**Instructions to follow**. Scan the data for "post" and copy the lines it appears in.

**Material for this task**.

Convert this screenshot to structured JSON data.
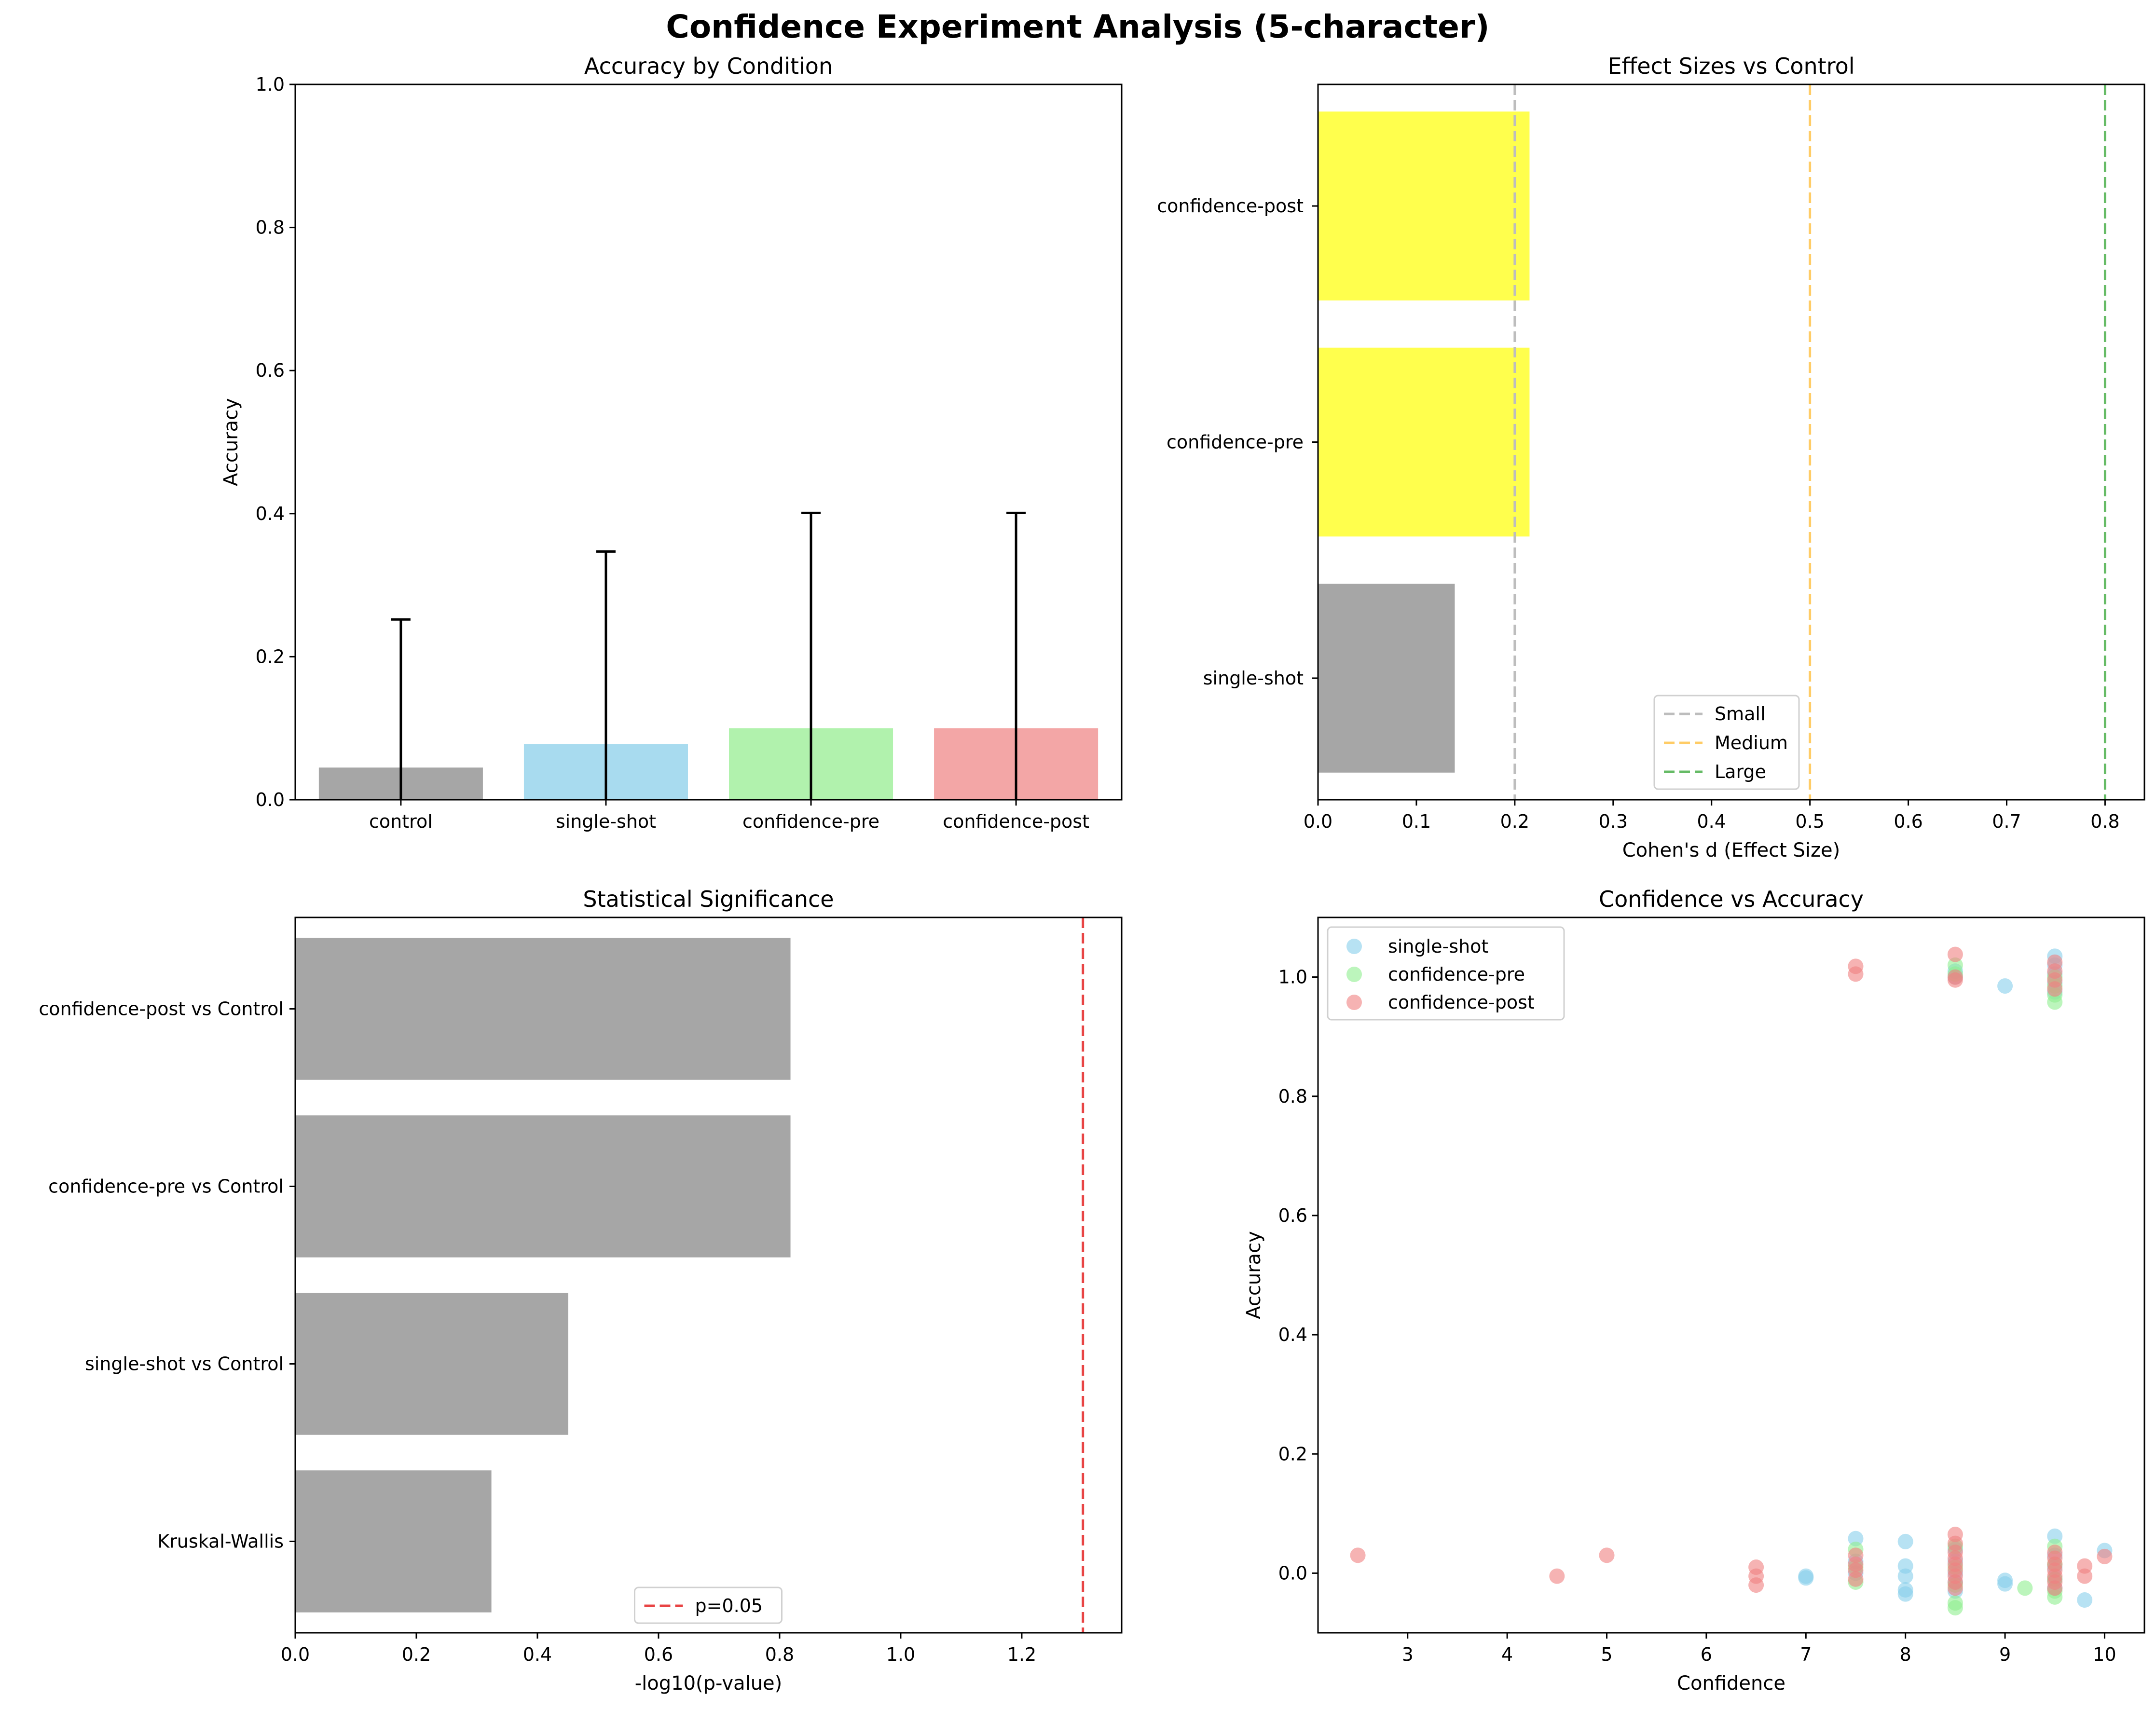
{
  "figure": {
    "title": "Confidence Experiment Analysis (5-character)"
  },
  "chart_data": [
    {
      "type": "bar",
      "title": "Accuracy by Condition",
      "xlabel": "",
      "ylabel": "Accuracy",
      "ylim": [
        0,
        1.0
      ],
      "yticks": [
        0.0,
        0.2,
        0.4,
        0.6,
        0.8,
        1.0
      ],
      "categories": [
        "control",
        "single-shot",
        "confidence-pre",
        "confidence-post"
      ],
      "values": [
        0.045,
        0.078,
        0.1,
        0.1
      ],
      "error_upper": [
        0.252,
        0.347,
        0.401,
        0.401
      ],
      "colors": [
        "#a6a6a6",
        "#a8dbef",
        "#b1f2ad",
        "#f3a6a6"
      ]
    },
    {
      "type": "bar",
      "orientation": "horizontal",
      "title": "Effect Sizes vs Control",
      "xlabel": "Cohen's d (Effect Size)",
      "xlim": [
        0,
        0.84
      ],
      "xticks": [
        0.0,
        0.1,
        0.2,
        0.3,
        0.4,
        0.5,
        0.6,
        0.7,
        0.8
      ],
      "categories": [
        "single-shot",
        "confidence-pre",
        "confidence-post"
      ],
      "values": [
        0.139,
        0.215,
        0.215
      ],
      "colors": [
        "#a6a6a6",
        "#ffff4d",
        "#ffff4d"
      ],
      "reference_lines": [
        {
          "name": "Small",
          "x": 0.2,
          "color": "#bdbdbd"
        },
        {
          "name": "Medium",
          "x": 0.5,
          "color": "#ffcc66"
        },
        {
          "name": "Large",
          "x": 0.8,
          "color": "#66bb66"
        }
      ],
      "legend": "lower-center"
    },
    {
      "type": "bar",
      "orientation": "horizontal",
      "title": "Statistical Significance",
      "xlabel": "-log10(p-value)",
      "xlim": [
        0,
        1.365
      ],
      "xticks": [
        0.0,
        0.2,
        0.4,
        0.6,
        0.8,
        1.0,
        1.2
      ],
      "categories": [
        "Kruskal-Wallis",
        "single-shot vs Control",
        "confidence-pre vs Control",
        "confidence-post vs Control"
      ],
      "values": [
        0.324,
        0.451,
        0.818,
        0.818
      ],
      "color": "#a6a6a6",
      "reference_lines": [
        {
          "name": "p=0.05",
          "x": 1.301,
          "color": "#e84444"
        }
      ],
      "legend": "lower-center"
    },
    {
      "type": "scatter",
      "title": "Confidence vs Accuracy",
      "xlabel": "Confidence",
      "ylabel": "Accuracy",
      "xlim": [
        2.1,
        10.4
      ],
      "ylim": [
        -0.1,
        1.1
      ],
      "xticks": [
        3,
        4,
        5,
        6,
        7,
        8,
        9,
        10
      ],
      "yticks": [
        0.0,
        0.2,
        0.4,
        0.6,
        0.8,
        1.0
      ],
      "legend": "upper-left",
      "series": [
        {
          "name": "single-shot",
          "color": "#87ceeb",
          "points": [
            [
              9.5,
              1.035
            ],
            [
              9.5,
              1.02
            ],
            [
              9.5,
              1.005
            ],
            [
              9.5,
              0.99
            ],
            [
              9.5,
              0.975
            ],
            [
              9.0,
              0.985
            ],
            [
              8.5,
              1.0
            ],
            [
              8.5,
              1.01
            ],
            [
              7.0,
              -0.005
            ],
            [
              7.0,
              -0.008
            ],
            [
              7.5,
              0.058
            ],
            [
              7.5,
              0.02
            ],
            [
              7.5,
              0.0
            ],
            [
              8.0,
              0.053
            ],
            [
              8.0,
              0.012
            ],
            [
              8.0,
              -0.005
            ],
            [
              8.0,
              -0.028
            ],
            [
              8.0,
              -0.035
            ],
            [
              8.5,
              0.04
            ],
            [
              8.5,
              0.02
            ],
            [
              8.5,
              0.0
            ],
            [
              8.5,
              -0.015
            ],
            [
              8.5,
              -0.03
            ],
            [
              9.0,
              -0.012
            ],
            [
              9.0,
              -0.018
            ],
            [
              9.5,
              0.062
            ],
            [
              9.5,
              0.03
            ],
            [
              9.5,
              0.01
            ],
            [
              9.5,
              -0.01
            ],
            [
              9.5,
              -0.025
            ],
            [
              9.8,
              -0.045
            ],
            [
              10.0,
              0.038
            ]
          ]
        },
        {
          "name": "confidence-pre",
          "color": "#90ee90",
          "points": [
            [
              8.5,
              1.02
            ],
            [
              8.5,
              1.005
            ],
            [
              9.5,
              1.0
            ],
            [
              9.5,
              0.985
            ],
            [
              9.5,
              0.97
            ],
            [
              9.5,
              0.958
            ],
            [
              7.5,
              0.04
            ],
            [
              7.5,
              0.01
            ],
            [
              7.5,
              -0.015
            ],
            [
              8.5,
              0.045
            ],
            [
              8.5,
              0.01
            ],
            [
              8.5,
              -0.02
            ],
            [
              8.5,
              -0.05
            ],
            [
              8.5,
              -0.058
            ],
            [
              9.2,
              -0.025
            ],
            [
              9.5,
              0.045
            ],
            [
              9.5,
              0.015
            ],
            [
              9.5,
              -0.01
            ],
            [
              9.5,
              -0.03
            ],
            [
              9.5,
              -0.04
            ]
          ]
        },
        {
          "name": "confidence-post",
          "color": "#f08080",
          "points": [
            [
              7.5,
              1.018
            ],
            [
              7.5,
              1.005
            ],
            [
              8.5,
              1.038
            ],
            [
              8.5,
              1.0
            ],
            [
              8.5,
              0.995
            ],
            [
              9.5,
              1.025
            ],
            [
              9.5,
              1.01
            ],
            [
              9.5,
              0.995
            ],
            [
              9.5,
              0.98
            ],
            [
              2.5,
              0.03
            ],
            [
              4.5,
              -0.005
            ],
            [
              5.0,
              0.03
            ],
            [
              6.5,
              0.01
            ],
            [
              6.5,
              -0.005
            ],
            [
              6.5,
              -0.02
            ],
            [
              7.5,
              0.03
            ],
            [
              7.5,
              0.015
            ],
            [
              7.5,
              0.005
            ],
            [
              7.5,
              -0.01
            ],
            [
              8.5,
              0.065
            ],
            [
              8.5,
              0.05
            ],
            [
              8.5,
              0.035
            ],
            [
              8.5,
              0.025
            ],
            [
              8.5,
              0.015
            ],
            [
              8.5,
              0.005
            ],
            [
              8.5,
              -0.005
            ],
            [
              8.5,
              -0.015
            ],
            [
              8.5,
              -0.025
            ],
            [
              9.5,
              0.035
            ],
            [
              9.5,
              0.025
            ],
            [
              9.5,
              0.015
            ],
            [
              9.5,
              0.005
            ],
            [
              9.5,
              -0.005
            ],
            [
              9.5,
              -0.015
            ],
            [
              9.5,
              -0.025
            ],
            [
              9.8,
              0.012
            ],
            [
              9.8,
              -0.005
            ],
            [
              10.0,
              0.028
            ]
          ]
        }
      ]
    }
  ]
}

**Result of the exercise**.
        "confidence-post"
        "confidence-post"
        "confidence-post vs Control"
          "name": "confidence-post",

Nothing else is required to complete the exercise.